▶ **Required work**
Among the lines below, list those containing the string "transcript".

▶ **Data for this task**

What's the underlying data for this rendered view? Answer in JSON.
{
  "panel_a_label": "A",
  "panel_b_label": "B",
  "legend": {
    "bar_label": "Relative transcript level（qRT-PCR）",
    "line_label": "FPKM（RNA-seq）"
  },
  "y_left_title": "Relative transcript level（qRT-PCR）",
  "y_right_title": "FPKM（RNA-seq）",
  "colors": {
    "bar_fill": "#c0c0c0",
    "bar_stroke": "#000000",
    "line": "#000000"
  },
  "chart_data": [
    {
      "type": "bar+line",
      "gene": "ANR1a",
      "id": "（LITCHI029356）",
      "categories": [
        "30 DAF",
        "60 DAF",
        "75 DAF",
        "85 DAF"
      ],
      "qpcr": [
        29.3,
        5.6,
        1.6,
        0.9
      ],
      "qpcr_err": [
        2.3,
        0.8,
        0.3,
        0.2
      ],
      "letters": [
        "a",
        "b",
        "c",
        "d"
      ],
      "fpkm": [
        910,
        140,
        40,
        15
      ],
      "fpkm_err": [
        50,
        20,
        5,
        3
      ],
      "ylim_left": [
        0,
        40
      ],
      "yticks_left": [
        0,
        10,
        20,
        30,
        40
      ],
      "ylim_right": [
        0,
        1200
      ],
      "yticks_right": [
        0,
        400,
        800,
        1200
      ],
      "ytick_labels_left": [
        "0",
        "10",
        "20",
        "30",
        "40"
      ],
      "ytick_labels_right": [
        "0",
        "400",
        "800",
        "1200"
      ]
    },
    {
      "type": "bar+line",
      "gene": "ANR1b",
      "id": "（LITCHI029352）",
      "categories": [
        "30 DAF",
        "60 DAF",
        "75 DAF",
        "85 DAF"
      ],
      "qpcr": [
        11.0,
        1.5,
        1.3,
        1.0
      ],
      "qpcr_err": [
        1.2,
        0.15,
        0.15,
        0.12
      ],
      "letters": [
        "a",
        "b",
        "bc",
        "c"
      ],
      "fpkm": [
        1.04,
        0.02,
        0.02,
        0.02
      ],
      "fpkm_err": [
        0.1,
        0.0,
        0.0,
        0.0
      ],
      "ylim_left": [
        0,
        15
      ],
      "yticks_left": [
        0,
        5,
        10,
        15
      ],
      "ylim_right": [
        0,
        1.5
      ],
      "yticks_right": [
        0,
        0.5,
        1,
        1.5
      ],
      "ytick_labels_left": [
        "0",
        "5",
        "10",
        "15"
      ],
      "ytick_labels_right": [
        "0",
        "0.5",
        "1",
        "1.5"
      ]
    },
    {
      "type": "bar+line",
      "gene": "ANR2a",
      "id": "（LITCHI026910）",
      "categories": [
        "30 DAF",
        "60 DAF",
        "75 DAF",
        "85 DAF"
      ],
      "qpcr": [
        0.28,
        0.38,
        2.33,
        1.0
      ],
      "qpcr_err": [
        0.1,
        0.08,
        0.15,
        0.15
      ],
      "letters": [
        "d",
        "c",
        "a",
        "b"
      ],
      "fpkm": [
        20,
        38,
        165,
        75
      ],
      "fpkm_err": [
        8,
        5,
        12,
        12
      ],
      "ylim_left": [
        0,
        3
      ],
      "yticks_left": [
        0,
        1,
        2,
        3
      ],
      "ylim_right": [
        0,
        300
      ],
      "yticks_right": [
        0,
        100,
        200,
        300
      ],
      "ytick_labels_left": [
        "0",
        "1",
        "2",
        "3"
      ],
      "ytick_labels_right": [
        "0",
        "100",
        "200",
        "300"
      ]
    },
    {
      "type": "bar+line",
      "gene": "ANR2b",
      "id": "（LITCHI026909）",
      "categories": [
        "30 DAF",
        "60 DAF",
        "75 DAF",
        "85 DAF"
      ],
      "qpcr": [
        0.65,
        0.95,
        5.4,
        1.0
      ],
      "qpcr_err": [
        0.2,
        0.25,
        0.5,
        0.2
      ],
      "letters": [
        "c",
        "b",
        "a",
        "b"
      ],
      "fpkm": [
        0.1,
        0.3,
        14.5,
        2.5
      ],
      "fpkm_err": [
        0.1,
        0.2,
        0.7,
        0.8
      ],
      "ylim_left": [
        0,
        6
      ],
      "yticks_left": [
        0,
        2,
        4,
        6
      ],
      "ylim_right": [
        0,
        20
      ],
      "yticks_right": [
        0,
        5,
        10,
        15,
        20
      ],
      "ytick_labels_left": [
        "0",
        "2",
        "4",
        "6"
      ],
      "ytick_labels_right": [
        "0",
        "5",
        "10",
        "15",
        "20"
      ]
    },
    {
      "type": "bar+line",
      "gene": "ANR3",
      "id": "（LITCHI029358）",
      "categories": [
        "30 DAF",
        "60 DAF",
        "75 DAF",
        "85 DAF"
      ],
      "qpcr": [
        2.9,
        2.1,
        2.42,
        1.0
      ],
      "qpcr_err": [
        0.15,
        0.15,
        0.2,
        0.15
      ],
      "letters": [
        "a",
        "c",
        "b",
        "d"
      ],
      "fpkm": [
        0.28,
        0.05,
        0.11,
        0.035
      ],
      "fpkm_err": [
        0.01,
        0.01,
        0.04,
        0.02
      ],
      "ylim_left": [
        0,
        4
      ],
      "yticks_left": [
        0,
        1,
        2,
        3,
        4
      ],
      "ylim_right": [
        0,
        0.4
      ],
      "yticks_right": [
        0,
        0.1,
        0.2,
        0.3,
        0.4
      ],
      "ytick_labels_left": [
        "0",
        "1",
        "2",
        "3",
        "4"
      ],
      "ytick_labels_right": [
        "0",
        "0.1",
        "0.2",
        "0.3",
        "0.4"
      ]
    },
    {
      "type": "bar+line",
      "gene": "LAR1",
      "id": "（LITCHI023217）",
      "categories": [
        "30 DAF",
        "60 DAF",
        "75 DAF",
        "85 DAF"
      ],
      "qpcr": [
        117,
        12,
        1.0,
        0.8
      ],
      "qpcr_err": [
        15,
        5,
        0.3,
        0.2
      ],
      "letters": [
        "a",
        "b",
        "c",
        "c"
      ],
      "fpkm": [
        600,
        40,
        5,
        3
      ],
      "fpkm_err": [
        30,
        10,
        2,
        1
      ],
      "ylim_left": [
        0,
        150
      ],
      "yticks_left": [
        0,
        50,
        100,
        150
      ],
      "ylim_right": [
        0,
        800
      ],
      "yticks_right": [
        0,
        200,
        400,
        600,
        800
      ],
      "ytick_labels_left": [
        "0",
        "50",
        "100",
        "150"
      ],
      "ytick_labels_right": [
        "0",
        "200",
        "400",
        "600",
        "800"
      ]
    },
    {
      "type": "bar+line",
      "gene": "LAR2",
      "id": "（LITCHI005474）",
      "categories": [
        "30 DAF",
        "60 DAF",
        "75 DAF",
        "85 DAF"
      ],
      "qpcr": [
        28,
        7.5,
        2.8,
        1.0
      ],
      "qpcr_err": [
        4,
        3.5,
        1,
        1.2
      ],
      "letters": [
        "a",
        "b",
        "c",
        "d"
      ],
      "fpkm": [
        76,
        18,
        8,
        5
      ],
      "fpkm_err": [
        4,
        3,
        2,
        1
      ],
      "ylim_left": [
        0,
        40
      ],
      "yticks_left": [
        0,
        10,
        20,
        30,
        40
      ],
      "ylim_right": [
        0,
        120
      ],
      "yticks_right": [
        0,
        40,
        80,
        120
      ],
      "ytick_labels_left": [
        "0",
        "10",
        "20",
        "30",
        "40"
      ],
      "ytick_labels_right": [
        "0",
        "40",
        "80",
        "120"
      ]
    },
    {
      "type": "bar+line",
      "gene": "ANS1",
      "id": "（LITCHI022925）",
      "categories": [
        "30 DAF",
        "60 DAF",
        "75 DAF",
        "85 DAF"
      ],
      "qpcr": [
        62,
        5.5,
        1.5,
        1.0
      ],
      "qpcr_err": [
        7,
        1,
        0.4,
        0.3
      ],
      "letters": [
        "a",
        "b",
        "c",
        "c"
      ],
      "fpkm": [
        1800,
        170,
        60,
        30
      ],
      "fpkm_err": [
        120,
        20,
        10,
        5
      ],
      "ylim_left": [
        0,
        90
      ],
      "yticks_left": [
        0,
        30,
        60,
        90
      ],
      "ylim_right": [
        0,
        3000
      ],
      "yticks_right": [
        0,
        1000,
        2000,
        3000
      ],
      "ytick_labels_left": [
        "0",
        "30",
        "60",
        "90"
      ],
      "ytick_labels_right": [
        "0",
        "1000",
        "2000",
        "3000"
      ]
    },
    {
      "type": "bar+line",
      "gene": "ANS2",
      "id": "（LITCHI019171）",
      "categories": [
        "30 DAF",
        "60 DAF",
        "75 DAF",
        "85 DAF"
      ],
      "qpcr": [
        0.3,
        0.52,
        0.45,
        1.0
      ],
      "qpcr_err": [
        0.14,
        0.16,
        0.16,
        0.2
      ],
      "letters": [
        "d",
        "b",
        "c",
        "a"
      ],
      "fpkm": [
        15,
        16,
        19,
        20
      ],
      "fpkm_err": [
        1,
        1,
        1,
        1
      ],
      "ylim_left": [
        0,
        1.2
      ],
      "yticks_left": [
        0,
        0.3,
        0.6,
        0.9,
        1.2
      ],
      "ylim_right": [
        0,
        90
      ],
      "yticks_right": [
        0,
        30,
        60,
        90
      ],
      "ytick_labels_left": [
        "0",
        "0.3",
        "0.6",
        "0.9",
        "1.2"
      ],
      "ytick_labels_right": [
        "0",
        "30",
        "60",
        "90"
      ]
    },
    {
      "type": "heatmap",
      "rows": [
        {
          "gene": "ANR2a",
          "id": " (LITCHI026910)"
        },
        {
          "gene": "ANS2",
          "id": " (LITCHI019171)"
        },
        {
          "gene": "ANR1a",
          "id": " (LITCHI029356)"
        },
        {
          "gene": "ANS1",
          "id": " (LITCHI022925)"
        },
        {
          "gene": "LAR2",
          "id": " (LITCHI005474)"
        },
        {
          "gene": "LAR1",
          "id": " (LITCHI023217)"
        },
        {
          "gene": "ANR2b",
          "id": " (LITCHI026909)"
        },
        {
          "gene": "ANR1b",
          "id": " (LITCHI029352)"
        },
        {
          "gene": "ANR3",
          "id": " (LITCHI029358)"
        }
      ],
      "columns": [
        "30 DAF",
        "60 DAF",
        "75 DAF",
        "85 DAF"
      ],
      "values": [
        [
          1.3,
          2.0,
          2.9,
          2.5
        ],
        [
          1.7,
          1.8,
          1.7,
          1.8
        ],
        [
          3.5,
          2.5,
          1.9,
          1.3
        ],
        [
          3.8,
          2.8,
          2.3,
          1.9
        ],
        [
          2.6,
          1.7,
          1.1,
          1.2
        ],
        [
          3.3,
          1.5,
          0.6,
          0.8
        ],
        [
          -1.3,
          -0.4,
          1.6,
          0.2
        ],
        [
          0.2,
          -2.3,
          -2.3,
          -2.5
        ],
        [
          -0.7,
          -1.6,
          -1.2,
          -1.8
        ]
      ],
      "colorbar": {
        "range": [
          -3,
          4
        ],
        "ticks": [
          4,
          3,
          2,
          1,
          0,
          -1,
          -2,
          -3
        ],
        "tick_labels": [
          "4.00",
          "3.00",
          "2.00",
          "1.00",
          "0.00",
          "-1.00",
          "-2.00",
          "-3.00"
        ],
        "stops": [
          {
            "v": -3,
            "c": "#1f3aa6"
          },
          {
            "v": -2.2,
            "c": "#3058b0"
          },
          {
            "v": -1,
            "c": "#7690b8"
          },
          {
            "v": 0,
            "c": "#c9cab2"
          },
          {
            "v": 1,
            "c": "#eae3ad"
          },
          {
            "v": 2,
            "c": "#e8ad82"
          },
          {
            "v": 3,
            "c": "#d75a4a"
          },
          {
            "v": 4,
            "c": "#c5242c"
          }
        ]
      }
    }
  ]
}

▶ **Reply**
    "bar_label": "Relative transcript level（qRT-PCR）",
  "y_left_title": "Relative transcript level（qRT-PCR）",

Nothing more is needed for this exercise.